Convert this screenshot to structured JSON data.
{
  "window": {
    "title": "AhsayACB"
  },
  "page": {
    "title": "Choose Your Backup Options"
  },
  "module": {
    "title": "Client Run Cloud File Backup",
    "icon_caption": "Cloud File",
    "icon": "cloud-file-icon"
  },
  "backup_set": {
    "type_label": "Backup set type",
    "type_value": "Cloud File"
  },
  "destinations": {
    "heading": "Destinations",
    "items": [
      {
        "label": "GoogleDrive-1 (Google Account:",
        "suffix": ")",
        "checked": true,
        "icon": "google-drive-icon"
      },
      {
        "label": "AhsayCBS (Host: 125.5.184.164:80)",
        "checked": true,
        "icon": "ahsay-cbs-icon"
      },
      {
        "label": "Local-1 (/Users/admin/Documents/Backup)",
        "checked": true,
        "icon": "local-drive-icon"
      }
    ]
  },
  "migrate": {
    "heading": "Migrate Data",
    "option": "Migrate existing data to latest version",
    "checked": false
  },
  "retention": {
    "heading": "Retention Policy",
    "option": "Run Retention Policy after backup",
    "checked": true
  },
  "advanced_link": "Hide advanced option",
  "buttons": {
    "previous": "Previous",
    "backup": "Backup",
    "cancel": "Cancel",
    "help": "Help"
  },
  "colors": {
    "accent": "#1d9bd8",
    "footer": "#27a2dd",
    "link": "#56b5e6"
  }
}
==================================================
Restate the listing above word for word.

* Complete response *
Convert this screenshot to structured JSON data.
{
  "window": {
    "title": "AhsayACB"
  },
  "page": {
    "title": "Choose Your Backup Options"
  },
  "module": {
    "title": "Client Run Cloud File Backup",
    "icon_caption": "Cloud File",
    "icon": "cloud-file-icon"
  },
  "backup_set": {
    "type_label": "Backup set type",
    "type_value": "Cloud File"
  },
  "destinations": {
    "heading": "Destinations",
    "items": [
      {
        "label": "GoogleDrive-1 (Google Account:",
        "suffix": ")",
        "checked": true,
        "icon": "google-drive-icon"
      },
      {
        "label": "AhsayCBS (Host: 125.5.184.164:80)",
        "checked": true,
        "icon": "ahsay-cbs-icon"
      },
      {
        "label": "Local-1 (/Users/admin/Documents/Backup)",
        "checked": true,
        "icon": "local-drive-icon"
      }
    ]
  },
  "migrate": {
    "heading": "Migrate Data",
    "option": "Migrate existing data to latest version",
    "checked": false
  },
  "retention": {
    "heading": "Retention Policy",
    "option": "Run Retention Policy after backup",
    "checked": true
  },
  "advanced_link": "Hide advanced option",
  "buttons": {
    "previous": "Previous",
    "backup": "Backup",
    "cancel": "Cancel",
    "help": "Help"
  },
  "colors": {
    "accent": "#1d9bd8",
    "footer": "#27a2dd",
    "link": "#56b5e6"
  }
}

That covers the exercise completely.